» **Texte fourni**

Enchaînement disjoint continu : l’action dialoguée (et donc au moins un personnage) se déplace de façon continue dans un lieu éloigné.

Enchaînement disjoint discontinu : l’action dialoguée s’interrompt (ou se prolonge sous forme mimée) et une autre action commence dans un lieu éloigné.

7Dans les enchaînements continus, les déplacements des personnages sont réalisés à vue et peuvent être décrits par les autres personnages. L’arrivée de Jésus chez Caïphe en est un bon exemple. Les v. 20.227-20.258 font entendre les sergents qui convoient Jésus chez le grand prêtre. Ils correspondent au déplacement. Au v. 20.277, un sergent s’adresse à Caïphe. Ce dialogue indique l’arrivée du convoi. Mais entre les deux se glisse un dialogue entre Judas, Caïphe et Jéroboam (v. 20.259-20.276, éd. cit., p. 271) :

Judas
Seigneurs, pensez à vostre affaire.
Voicy celluy que hëez tant,
qu’on vous admaine tout batant
à grant multitude et grant bruit.

» **Consigne**
Indiquez, s'il vous plaît, si chacune des affirmations suivantes s'accorde avec le texte fourni, en répondant par oui ou non et en citant mot pour mot les termes du texte qui tranchent : (a) dans un enchaînement disjoint discontinu, l'action dialoguée peut se prolonger sous forme mimée ; (b) dans les enchaînements continus, les déplacements des personnages se font hors de la vue du public ; (c) au v. 20.277, c'est Judas qui s'adresse à Caïphe. Les enregistrements n'ont aucun lien avec le texte fourni.

» **Données fournies**
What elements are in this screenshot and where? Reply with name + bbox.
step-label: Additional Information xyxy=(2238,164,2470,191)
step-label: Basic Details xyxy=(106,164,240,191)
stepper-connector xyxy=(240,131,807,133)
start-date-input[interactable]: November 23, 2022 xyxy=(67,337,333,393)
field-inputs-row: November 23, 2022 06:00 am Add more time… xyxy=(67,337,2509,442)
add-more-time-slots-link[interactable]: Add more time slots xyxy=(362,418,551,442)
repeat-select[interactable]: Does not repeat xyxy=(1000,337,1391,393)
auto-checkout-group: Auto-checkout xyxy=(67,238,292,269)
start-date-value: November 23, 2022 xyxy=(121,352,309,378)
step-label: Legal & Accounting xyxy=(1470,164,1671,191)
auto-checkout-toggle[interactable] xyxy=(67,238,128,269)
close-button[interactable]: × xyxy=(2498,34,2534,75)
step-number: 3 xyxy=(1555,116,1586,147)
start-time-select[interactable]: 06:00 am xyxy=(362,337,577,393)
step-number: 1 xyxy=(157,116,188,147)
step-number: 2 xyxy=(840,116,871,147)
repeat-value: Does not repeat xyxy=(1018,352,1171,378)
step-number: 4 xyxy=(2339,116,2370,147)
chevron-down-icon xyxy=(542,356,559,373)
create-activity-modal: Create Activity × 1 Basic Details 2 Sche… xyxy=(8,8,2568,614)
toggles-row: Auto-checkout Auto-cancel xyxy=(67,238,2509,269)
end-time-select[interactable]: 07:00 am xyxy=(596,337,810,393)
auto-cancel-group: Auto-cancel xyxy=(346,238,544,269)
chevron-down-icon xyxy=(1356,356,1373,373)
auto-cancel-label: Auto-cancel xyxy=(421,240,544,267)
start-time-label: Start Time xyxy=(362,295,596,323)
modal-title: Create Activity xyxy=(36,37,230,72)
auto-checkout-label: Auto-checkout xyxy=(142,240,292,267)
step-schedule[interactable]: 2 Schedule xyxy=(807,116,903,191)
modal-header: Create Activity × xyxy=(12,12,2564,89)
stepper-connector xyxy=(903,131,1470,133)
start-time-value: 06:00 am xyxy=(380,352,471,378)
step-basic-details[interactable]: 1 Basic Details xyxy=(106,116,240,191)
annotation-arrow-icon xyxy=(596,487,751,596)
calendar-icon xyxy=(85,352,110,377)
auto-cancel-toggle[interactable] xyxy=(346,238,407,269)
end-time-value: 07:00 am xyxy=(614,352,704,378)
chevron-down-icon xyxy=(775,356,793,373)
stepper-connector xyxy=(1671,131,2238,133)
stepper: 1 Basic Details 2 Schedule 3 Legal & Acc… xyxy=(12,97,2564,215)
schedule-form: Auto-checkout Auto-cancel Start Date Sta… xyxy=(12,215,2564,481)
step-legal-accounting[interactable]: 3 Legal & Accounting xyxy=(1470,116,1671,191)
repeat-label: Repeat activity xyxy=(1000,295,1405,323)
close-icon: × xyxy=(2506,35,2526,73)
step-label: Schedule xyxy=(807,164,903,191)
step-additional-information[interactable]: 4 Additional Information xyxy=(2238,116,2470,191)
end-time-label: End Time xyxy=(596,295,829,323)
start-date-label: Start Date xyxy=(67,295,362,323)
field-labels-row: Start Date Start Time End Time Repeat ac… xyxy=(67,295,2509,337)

» **Corrigé complet**
(a) Oui : « l’action dialoguée s’interrompt (ou se prolonge sous forme mimée) ».
(b) Non : « les déplacements des personnages sont réalisés à vue ».
(c) Non : « Au v. 20.277, un sergent s’adresse à Caïphe. »